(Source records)
_ _ _
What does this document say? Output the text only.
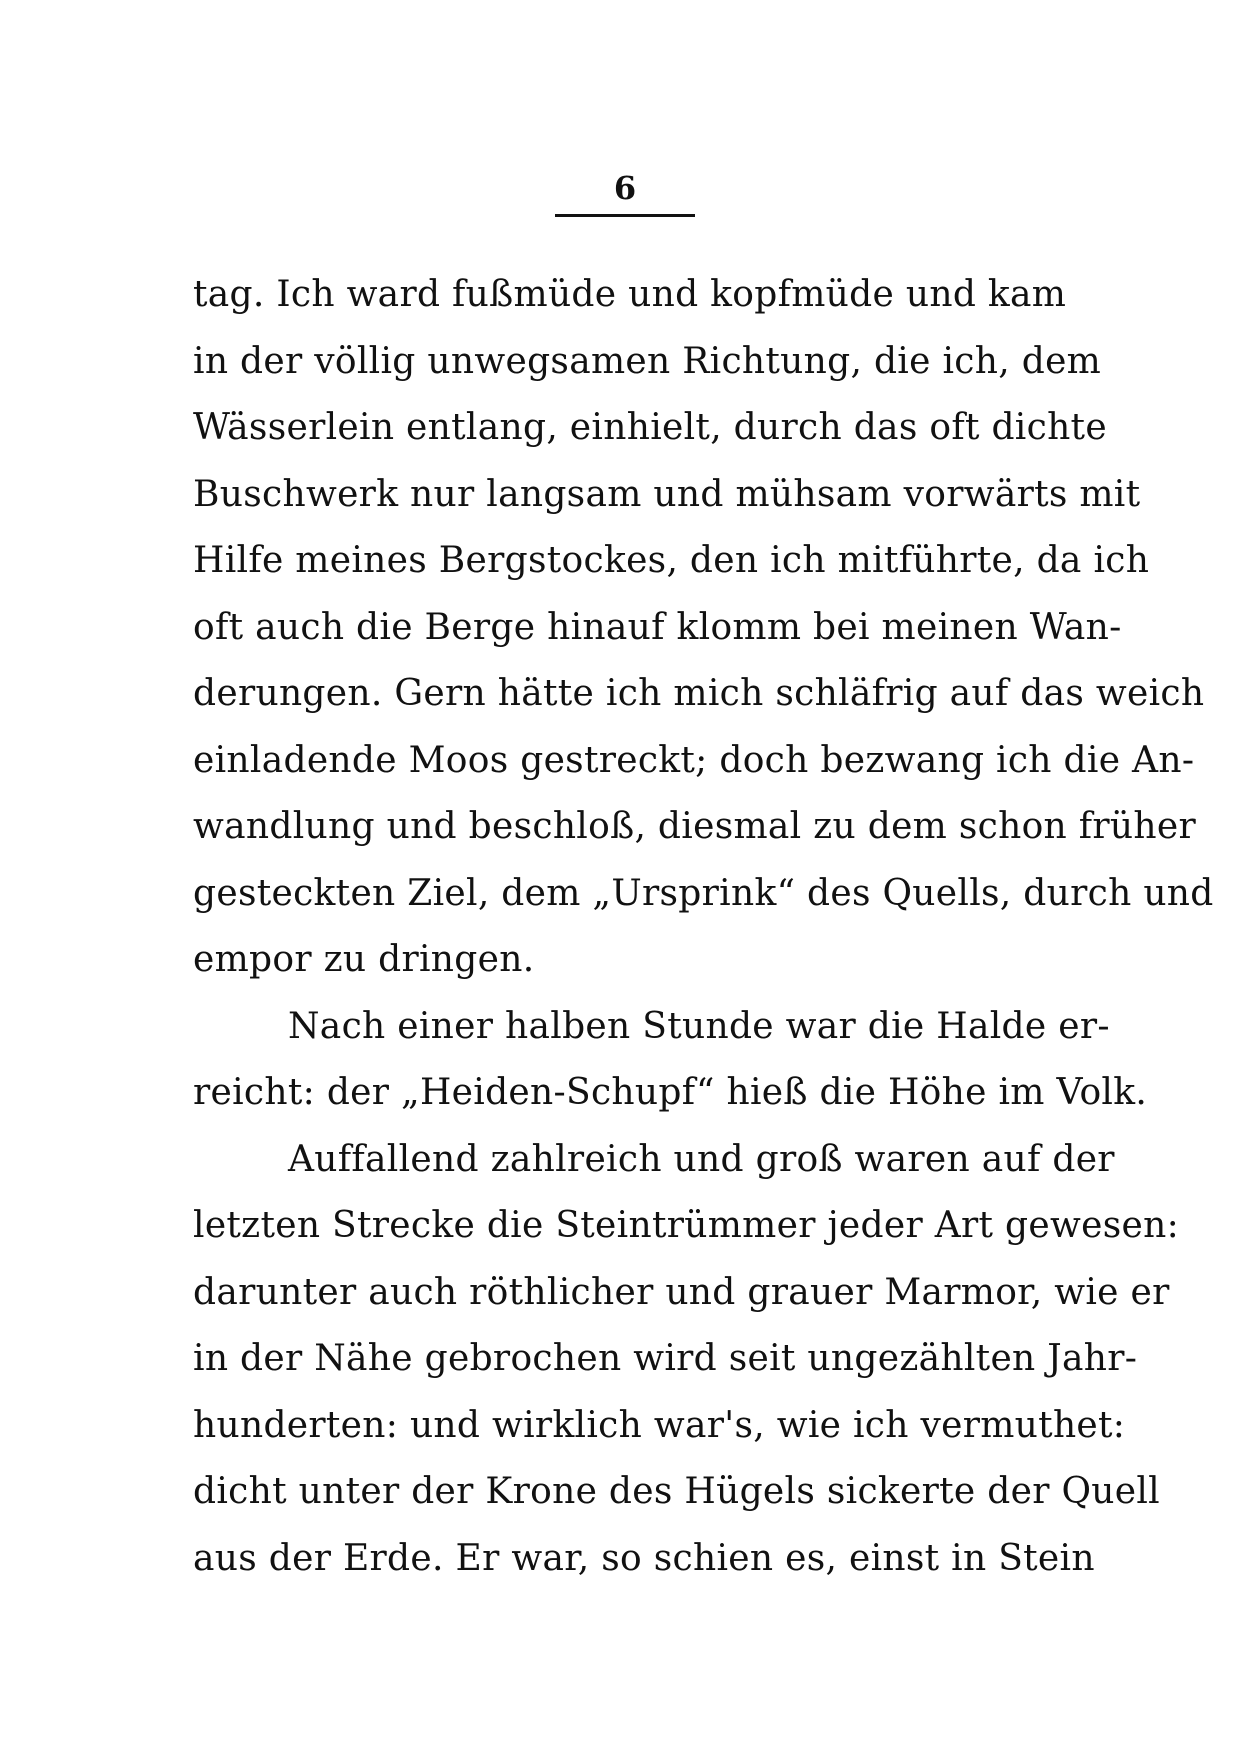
6
tag. Ich ward fußmüde und kopfmüde und kam
in der völlig unwegsamen Richtung, die ich, dem
Wässerlein entlang, einhielt, durch das oft dichte
Buschwerk nur langsam und mühsam vorwärts mit
Hilfe meines Bergstockes, den ich mitführte, da ich
oft auch die Berge hinauf klomm bei meinen Wan-
derungen. Gern hätte ich mich schläfrig auf das weich
einladende Moos gestreckt; doch bezwang ich die An-
wandlung und beschloß, diesmal zu dem schon früher
gesteckten Ziel, dem „Ursprink“ des Quells, durch und
empor zu dringen.
Nach einer halben Stunde war die Halde er-
reicht: der „Heiden-Schupf“ hieß die Höhe im Volk.
Auffallend zahlreich und groß waren auf der
letzten Strecke die Steintrümmer jeder Art gewesen:
darunter auch röthlicher und grauer Marmor, wie er
in der Nähe gebrochen wird seit ungezählten Jahr-
hunderten: und wirklich war's, wie ich vermuthet:
dicht unter der Krone des Hügels sickerte der Quell
aus der Erde. Er war, so schien es, einst in Stein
_ _ _
• **Exercise directions**:
Transcribe each entry precisely as given, leaving the pictures out.

• **Solution to the exercise**:
What does this document say? Output the text only.
6
tag. Ich ward fußmüde und kopfmüde und kam
in der völlig unwegsamen Richtung, die ich, dem
Wässerlein entlang, einhielt, durch das oft dichte
Buschwerk nur langsam und mühsam vorwärts mit
Hilfe meines Bergstockes, den ich mitführte, da ich
oft auch die Berge hinauf klomm bei meinen Wan-
derungen. Gern hätte ich mich schläfrig auf das weich
einladende Moos gestreckt; doch bezwang ich die An-
wandlung und beschloß, diesmal zu dem schon früher
gesteckten Ziel, dem „Ursprink“ des Quells, durch und
empor zu dringen.
Nach einer halben Stunde war die Halde er-
reicht: der „Heiden-Schupf“ hieß die Höhe im Volk.
Auffallend zahlreich und groß waren auf der
letzten Strecke die Steintrümmer jeder Art gewesen:
darunter auch röthlicher und grauer Marmor, wie er
in der Nähe gebrochen wird seit ungezählten Jahr-
hunderten: und wirklich war's, wie ich vermuthet:
dicht unter der Krone des Hügels sickerte der Quell
aus der Erde. Er war, so schien es, einst in Stein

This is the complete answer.